▶ [Goal 1]:
In the records, substitute "weekday-label" for "day-of-week-label" in the part that opens with the first line and closes with the line containing "sunrise-icon (388, 463, 402, 476)". Write out only those lines, leaving everything else unchanged.
▶ [Goal 2]:
Pick up the post about the complaint against Judge Edith Jones where it stops, and write its continuation.

▶ [Provided text]:

+ + + + + + +

The complaint against Judge Edith Jones for her death penalty speech

As someone who once prosecuted Nebraska’s Attorney General in an impeachment case based upon alleged ethical violations, and as a judge who spent six years writing opinions regarding the Code of Conduct for United States Judges, I was interested in the complaint filed against Edith Jones, a judge (and former chief  judge) of the Fifth Circuit.   That complaint has generated a lot of publicity.

I spent a little time today examining the complaint and the four affidavits that were reproduced on a newspaper’s website.  Part of the complaint deals with the content of what the judge allegedly said during a speech to the Federalist Society at the University of Pennsylvania Law School.  The speech dealt with the death penalty.

Evidently, there is no recording of the judge’s speech.   There are, however, affidavits of four attendees–a lawyer with a death penalty group, and three other audience members.   You can’t clearly determine if the other audience members were all law students, but that appears to be the case.  The affidavits of the other audience members were redacted in the published versions of the affidavits.

While its only my opinion, even if one takes the facts stated in the affidavits as generally true, the content of Judge Jones’ remarks at the law school seem to me to be a very weak basis for claiming that she violated the Code of Conduct.* Indeed, I find it more than a little frightening that a serious but plainspoken and outspoken judge like Jones can be forced to defend herself for the content of a law school speech on the death penalty that offended some of the audience members.**


*The rambling complaint does an extremely poor job of tracking the affidavits.  That is, the complaint appears to grossly overstate the specific facts recounted in the affidavits.

**To be clear, I have met Judge Jones once in my life and that was about ten years ago at a conference with other judges.  I don’t think Judge Jones would know me from a hot rock.  Furthermore, I have agreed with some of her judicial opinions, and I have disagreed with others.

+ + + + + + +

▶ [Provided material]:
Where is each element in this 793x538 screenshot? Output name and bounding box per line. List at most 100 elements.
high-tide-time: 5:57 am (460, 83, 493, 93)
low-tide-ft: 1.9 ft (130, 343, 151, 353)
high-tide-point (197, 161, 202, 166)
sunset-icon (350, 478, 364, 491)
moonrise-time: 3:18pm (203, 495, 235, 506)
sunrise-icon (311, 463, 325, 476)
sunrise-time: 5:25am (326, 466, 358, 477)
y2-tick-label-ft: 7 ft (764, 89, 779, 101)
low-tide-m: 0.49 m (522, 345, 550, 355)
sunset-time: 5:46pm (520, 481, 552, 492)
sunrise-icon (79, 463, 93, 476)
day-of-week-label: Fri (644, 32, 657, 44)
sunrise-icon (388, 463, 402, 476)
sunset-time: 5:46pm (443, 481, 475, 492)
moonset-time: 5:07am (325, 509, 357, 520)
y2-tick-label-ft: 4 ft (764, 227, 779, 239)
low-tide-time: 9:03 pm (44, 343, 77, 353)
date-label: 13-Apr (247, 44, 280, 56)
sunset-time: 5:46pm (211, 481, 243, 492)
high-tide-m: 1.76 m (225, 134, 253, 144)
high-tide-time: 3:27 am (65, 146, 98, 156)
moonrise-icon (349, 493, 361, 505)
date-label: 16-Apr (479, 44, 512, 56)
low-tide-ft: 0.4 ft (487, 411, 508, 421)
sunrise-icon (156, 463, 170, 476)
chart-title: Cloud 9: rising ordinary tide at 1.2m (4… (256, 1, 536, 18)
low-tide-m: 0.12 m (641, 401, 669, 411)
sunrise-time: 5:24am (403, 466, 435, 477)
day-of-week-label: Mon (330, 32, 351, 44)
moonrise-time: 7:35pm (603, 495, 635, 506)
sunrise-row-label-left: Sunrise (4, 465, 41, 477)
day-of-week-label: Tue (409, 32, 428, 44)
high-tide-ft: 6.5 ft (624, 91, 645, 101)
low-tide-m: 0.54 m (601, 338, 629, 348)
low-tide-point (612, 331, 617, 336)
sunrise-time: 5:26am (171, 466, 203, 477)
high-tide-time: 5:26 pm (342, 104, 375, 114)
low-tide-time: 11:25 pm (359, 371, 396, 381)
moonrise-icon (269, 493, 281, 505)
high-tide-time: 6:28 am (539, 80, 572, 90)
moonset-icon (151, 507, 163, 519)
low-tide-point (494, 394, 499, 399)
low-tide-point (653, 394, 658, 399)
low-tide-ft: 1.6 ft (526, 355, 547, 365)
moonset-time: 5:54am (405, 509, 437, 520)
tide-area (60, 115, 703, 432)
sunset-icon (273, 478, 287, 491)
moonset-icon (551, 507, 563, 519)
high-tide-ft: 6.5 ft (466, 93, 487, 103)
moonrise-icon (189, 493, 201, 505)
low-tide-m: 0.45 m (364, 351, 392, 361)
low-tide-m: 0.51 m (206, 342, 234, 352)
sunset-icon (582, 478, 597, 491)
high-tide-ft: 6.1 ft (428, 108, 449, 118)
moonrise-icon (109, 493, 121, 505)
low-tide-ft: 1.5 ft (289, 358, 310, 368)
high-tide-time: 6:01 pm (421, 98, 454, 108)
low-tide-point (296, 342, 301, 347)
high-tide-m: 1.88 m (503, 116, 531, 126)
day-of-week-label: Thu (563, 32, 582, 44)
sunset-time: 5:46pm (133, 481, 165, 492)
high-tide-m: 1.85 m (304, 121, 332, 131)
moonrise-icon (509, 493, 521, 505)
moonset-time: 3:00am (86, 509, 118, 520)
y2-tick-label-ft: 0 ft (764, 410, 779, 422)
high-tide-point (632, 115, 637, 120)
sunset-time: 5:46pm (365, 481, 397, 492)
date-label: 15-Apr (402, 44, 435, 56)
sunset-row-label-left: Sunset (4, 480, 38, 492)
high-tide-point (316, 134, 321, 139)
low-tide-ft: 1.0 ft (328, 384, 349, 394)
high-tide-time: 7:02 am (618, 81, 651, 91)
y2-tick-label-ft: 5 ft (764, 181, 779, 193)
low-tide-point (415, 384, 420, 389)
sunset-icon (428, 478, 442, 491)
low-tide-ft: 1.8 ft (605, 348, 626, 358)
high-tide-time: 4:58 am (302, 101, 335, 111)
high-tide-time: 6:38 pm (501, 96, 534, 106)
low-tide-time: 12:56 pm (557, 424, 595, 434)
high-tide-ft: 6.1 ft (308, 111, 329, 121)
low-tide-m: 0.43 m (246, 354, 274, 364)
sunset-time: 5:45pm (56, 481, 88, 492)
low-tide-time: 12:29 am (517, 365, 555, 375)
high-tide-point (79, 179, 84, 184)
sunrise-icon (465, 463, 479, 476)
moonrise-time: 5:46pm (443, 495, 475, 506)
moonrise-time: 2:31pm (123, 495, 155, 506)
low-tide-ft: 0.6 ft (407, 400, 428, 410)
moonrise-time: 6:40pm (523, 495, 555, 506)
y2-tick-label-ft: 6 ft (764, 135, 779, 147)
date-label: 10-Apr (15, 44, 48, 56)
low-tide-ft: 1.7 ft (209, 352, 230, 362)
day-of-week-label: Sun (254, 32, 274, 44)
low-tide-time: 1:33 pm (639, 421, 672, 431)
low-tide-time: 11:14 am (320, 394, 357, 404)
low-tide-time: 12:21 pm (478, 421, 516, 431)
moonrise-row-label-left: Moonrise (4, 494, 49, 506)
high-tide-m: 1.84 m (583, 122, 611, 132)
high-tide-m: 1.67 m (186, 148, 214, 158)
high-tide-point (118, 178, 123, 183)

+ + + + + + +

▶ [Task result 1]:
Where is each element in this 793x538 screenshot? Output name and bounding box per line. List at most 100 elements.
high-tide-time: 5:57 am (460, 83, 493, 93)
low-tide-ft: 1.9 ft (130, 343, 151, 353)
high-tide-point (197, 161, 202, 166)
sunset-icon (350, 478, 364, 491)
moonrise-time: 3:18pm (203, 495, 235, 506)
sunrise-icon (311, 463, 325, 476)
sunrise-time: 5:25am (326, 466, 358, 477)
y2-tick-label-ft: 7 ft (764, 89, 779, 101)
low-tide-m: 0.49 m (522, 345, 550, 355)
sunset-time: 5:46pm (520, 481, 552, 492)
sunrise-icon (79, 463, 93, 476)
weekday-label: Fri (644, 32, 657, 44)
sunrise-icon (388, 463, 402, 476)

▶ [Task result 2]:
7 responses

  1. I cannot speak for Judge Jones but I suspect most of us could distinguish between a hot rock and a hot rockstar federal judge fom Nebraska:)

  2. Pingback: I bet Judge Jones has an ugly truck « Hercules and the umpire.

  3. If I was a black inmate looking at being sentenced in federal court by Judge Jones, the comments attributed to her would certainly make me wonder if the sentence that she was going to give me was because of my actions or because of her belief that my race is prone to violent acts.

  4. Dear Mr. Sparks,

    I get your point. I wonder, however, whether that ought to be used as grist for an ethics complaint, particularly when the complaint itself may not accurately represent the facts as stated in the affidavits.

    All the best.


  5. Ethics rules require that judges not present themselves in a way that would lead the public to believe they are biased. You, my friend, are seeing the actions of Judge Edith Jones through your conservatively tinted glasses. If the allegations in the affidavits are correct, Judge Jones stated explicitly that she does not believe in the validity of legal defenses that are currently available to defendants under the law. What then is the likelihood that she would be willing to apply the law equitably regarding those defenses? What’s more, she seemed to suggest that blacks and hispanics commit more violent crime by virtue of their race. She seems unable or unwilling to comprehend or consider whether other factors, such as a higher incidence of poverty, contributes to the higher incidences of crime by minorities. Finally, she talked about cases that she had heard that were on appeal, that could very well end up before her again. That is specifically prohibited under the Judicial Code of Conduct. This woman is an abhorrent racist, bigot and misogynist. She needs her bigotted backside kicked off the bench.

  6. JC,

    I think we will have to agree to disagree on this one. On one point, I think I will take issue with you. Please don’t confuse being a skeptic with being a conservative. While they are frequently the same thing, they are not always the same thing.

    All the best.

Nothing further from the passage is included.